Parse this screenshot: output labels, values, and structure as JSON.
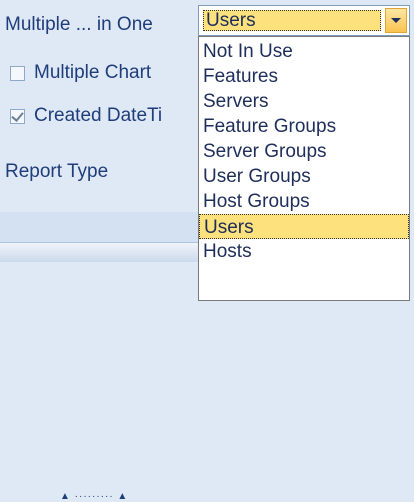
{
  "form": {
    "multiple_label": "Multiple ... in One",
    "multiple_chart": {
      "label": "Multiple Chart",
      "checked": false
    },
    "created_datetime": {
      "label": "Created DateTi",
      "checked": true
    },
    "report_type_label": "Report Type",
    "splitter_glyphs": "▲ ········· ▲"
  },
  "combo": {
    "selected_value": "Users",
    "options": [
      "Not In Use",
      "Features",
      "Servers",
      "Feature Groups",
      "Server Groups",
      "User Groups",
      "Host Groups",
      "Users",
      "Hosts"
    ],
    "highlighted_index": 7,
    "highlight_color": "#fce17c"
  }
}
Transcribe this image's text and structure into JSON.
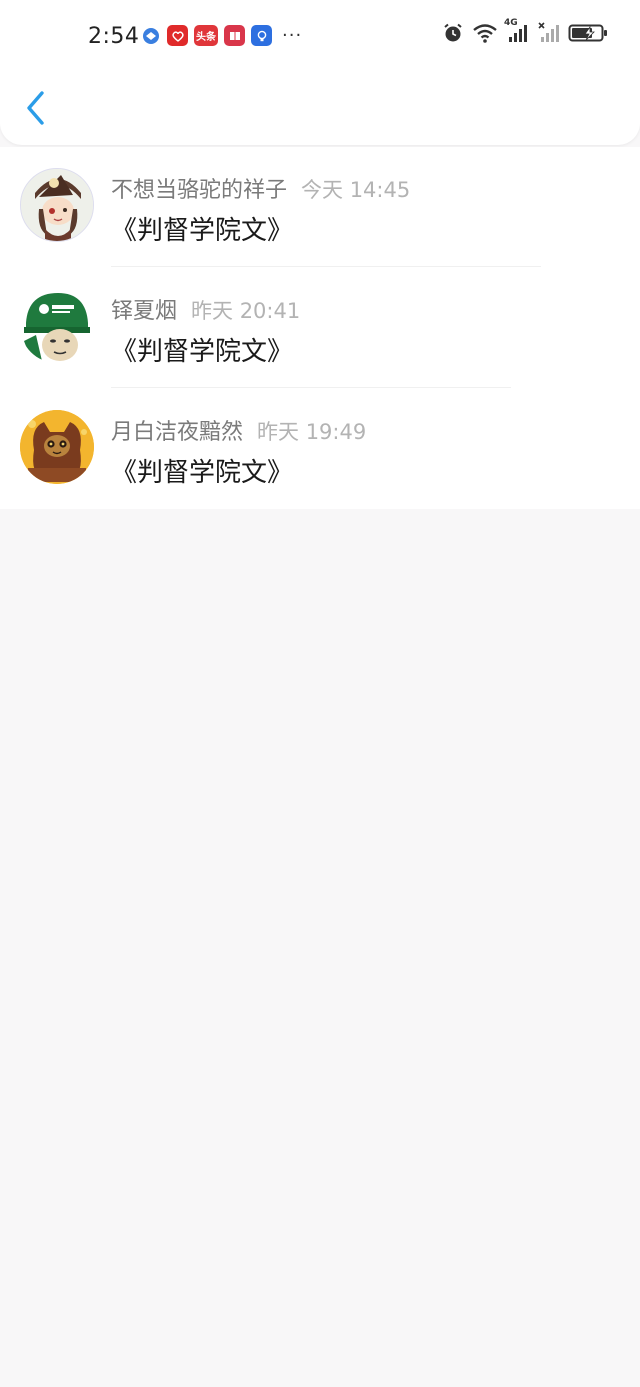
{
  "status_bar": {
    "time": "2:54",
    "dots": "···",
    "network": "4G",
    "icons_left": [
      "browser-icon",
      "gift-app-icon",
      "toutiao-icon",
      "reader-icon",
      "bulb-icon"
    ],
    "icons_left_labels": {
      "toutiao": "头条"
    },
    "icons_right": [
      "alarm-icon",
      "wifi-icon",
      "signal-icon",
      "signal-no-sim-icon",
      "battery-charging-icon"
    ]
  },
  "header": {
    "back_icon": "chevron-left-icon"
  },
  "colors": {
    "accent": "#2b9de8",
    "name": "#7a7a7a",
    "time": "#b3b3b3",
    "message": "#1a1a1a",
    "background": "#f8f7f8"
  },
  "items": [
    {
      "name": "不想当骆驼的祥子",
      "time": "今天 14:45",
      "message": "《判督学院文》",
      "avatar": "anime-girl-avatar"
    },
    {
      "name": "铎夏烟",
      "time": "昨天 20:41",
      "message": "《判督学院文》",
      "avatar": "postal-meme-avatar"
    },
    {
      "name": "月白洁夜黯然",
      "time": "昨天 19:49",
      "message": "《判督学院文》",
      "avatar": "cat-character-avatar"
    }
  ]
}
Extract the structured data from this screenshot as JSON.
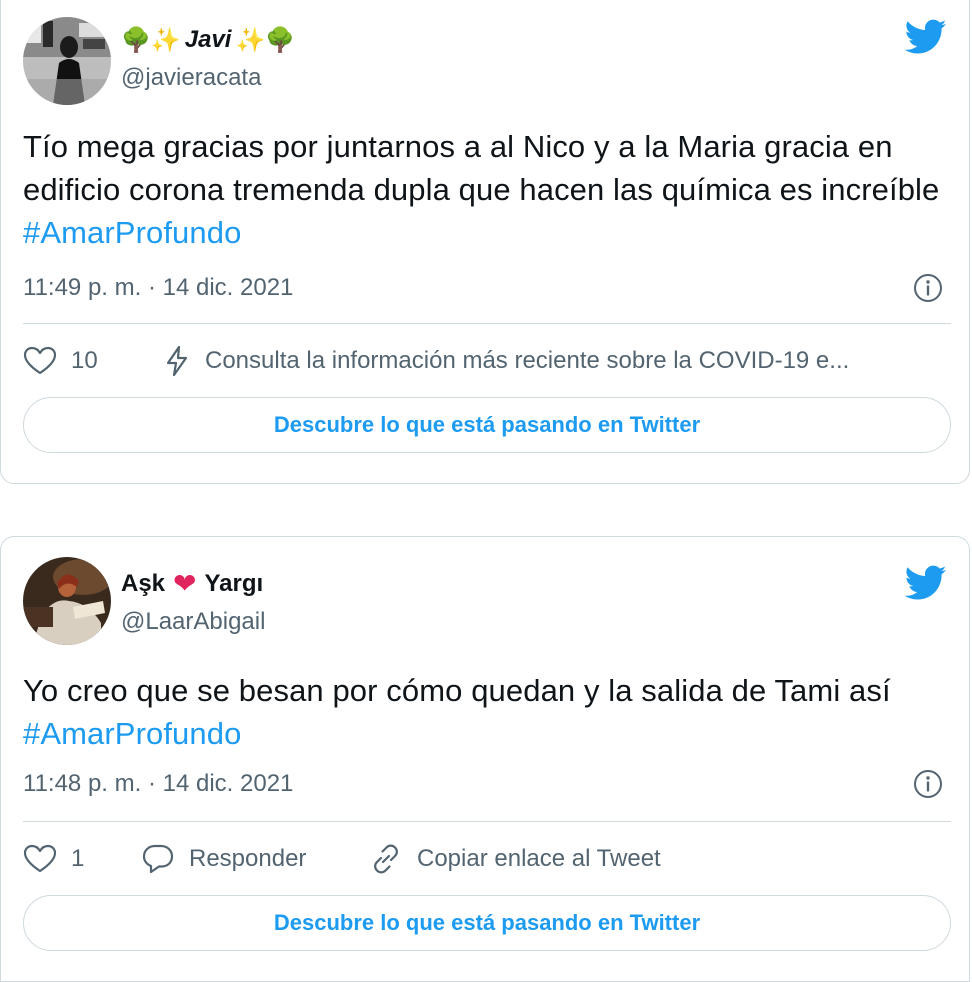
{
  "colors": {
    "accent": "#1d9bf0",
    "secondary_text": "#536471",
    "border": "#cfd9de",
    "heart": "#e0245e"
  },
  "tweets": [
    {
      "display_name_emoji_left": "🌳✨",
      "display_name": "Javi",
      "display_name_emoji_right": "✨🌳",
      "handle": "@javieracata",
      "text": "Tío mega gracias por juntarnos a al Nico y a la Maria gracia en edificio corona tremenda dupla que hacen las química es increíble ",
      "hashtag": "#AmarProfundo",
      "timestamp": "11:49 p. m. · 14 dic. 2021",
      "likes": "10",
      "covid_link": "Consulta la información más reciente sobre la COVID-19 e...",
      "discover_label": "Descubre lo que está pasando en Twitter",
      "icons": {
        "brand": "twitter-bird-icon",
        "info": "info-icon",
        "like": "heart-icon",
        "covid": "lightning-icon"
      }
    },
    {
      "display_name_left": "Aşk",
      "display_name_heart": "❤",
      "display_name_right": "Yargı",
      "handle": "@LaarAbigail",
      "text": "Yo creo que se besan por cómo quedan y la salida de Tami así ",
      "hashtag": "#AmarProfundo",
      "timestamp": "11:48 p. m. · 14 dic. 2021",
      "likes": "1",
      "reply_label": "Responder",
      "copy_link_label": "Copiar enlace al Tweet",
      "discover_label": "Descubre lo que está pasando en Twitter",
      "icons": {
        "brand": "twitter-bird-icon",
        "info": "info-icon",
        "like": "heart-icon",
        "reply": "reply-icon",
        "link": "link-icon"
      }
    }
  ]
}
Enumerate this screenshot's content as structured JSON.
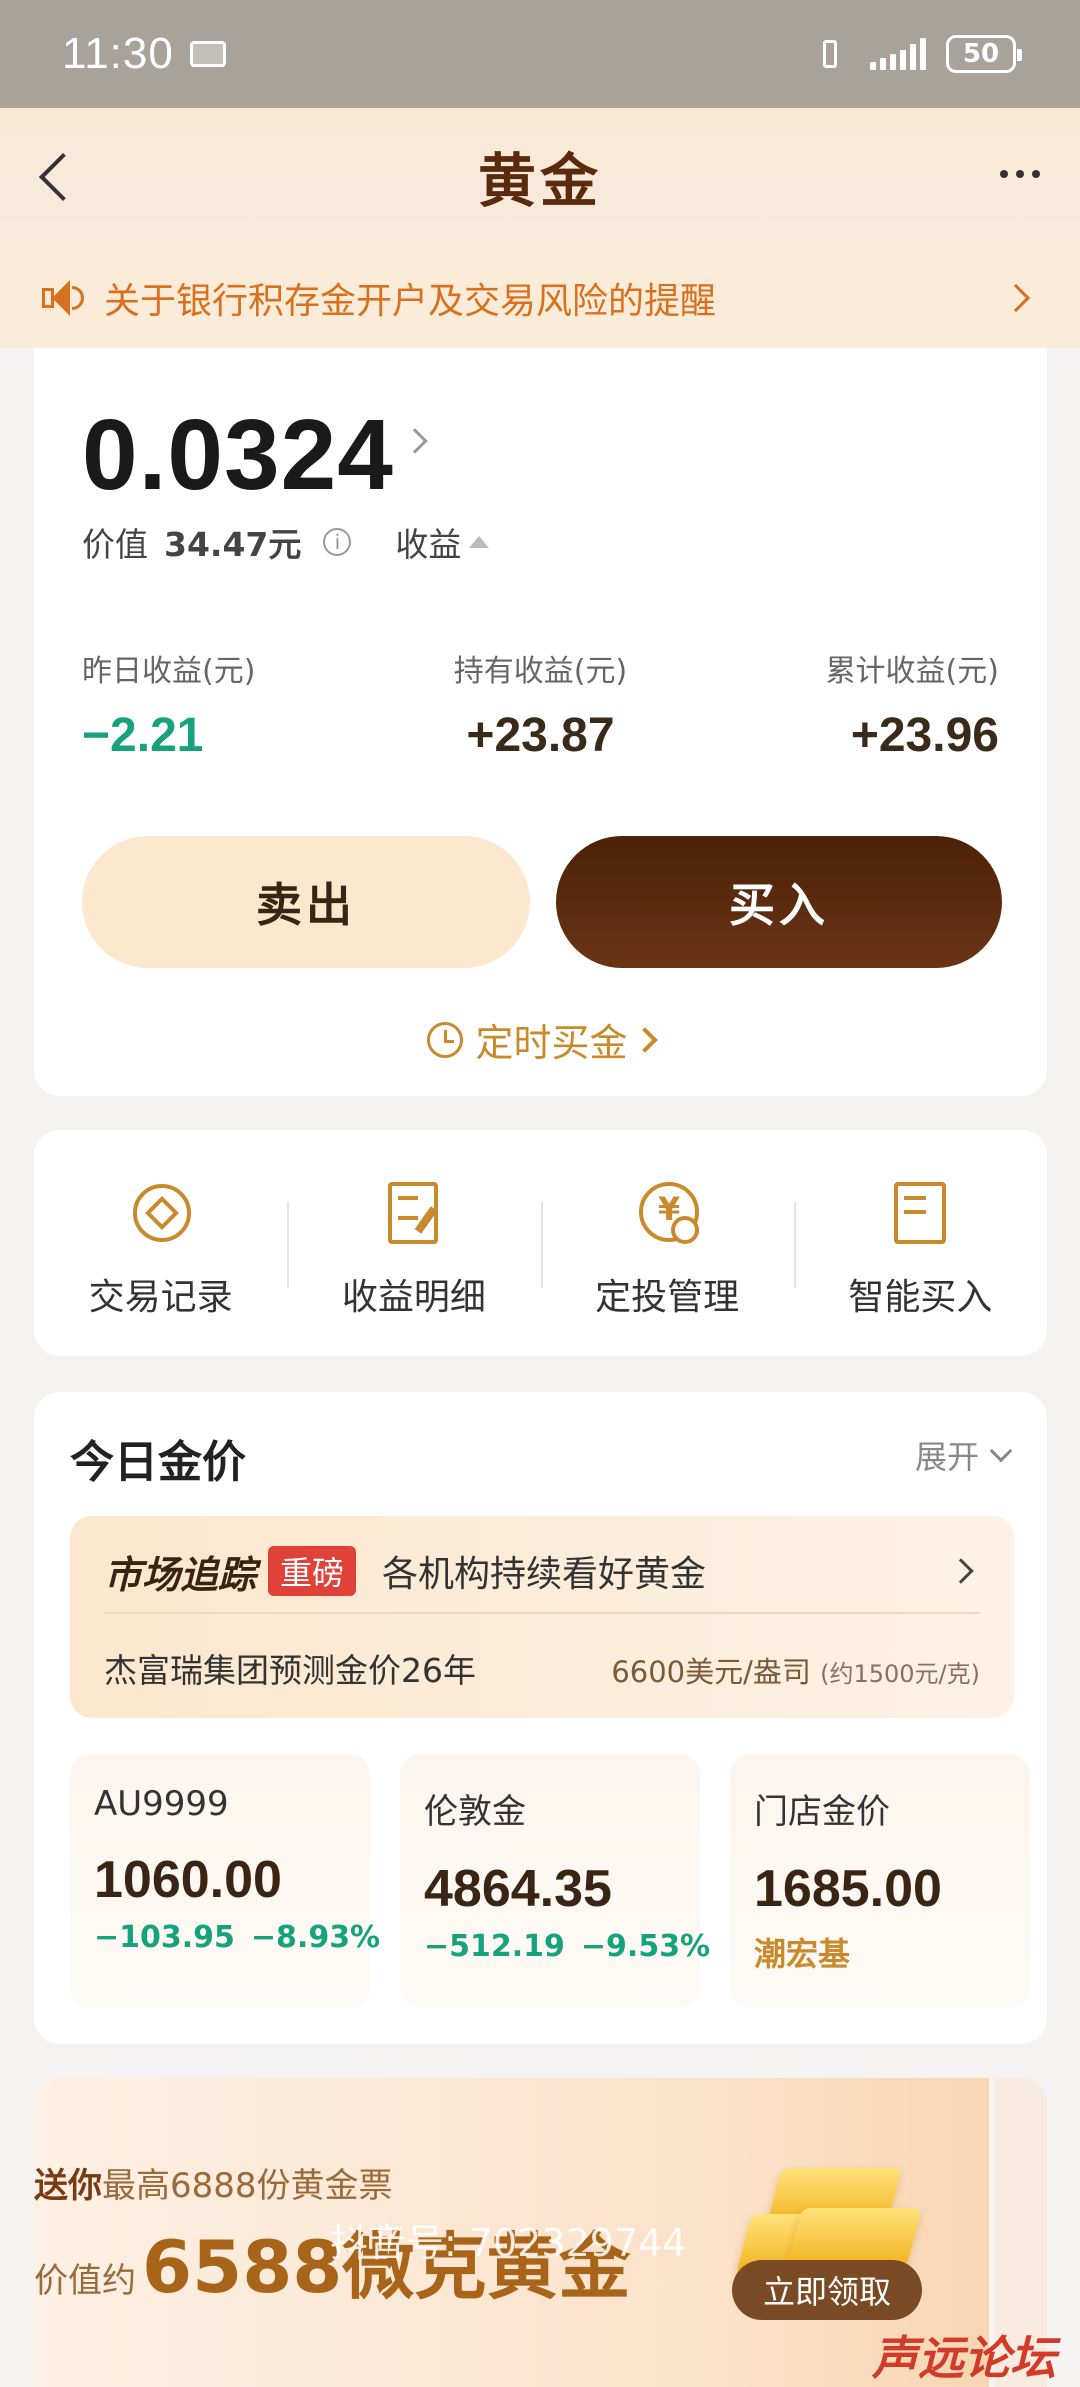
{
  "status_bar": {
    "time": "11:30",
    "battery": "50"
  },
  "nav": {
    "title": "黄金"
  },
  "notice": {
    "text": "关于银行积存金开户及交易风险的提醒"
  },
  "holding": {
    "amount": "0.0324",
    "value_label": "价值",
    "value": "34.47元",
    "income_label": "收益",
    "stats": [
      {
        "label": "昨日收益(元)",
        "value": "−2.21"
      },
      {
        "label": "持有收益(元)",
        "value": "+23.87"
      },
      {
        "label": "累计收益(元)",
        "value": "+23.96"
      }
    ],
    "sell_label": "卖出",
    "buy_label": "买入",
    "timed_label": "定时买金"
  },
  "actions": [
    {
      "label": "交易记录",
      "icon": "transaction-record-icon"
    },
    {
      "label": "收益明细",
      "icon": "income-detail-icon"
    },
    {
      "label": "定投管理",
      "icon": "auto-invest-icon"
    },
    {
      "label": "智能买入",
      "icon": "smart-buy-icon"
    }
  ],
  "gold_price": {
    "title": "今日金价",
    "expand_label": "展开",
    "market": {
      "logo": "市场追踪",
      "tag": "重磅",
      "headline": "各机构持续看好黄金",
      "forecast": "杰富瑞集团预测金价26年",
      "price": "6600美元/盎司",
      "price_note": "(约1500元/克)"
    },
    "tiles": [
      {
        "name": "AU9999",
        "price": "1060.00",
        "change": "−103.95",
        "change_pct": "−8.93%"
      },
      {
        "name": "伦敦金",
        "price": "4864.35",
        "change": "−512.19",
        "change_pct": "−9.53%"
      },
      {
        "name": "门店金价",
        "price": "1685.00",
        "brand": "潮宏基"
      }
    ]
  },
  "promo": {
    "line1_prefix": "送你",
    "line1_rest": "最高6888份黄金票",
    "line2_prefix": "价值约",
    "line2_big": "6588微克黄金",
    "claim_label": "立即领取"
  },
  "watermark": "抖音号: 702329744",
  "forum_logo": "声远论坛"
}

# # # # #

» **SET PROBLEM**: Which lines contain the word "screenshot"? Copy each one.

» **WORKED ANSWER**:
Parse this screenshot: output labels, values, and structure as JSON.
Extract the structured data from this screenshot as JSON.
Enumerate this screenshot's content as structured JSON.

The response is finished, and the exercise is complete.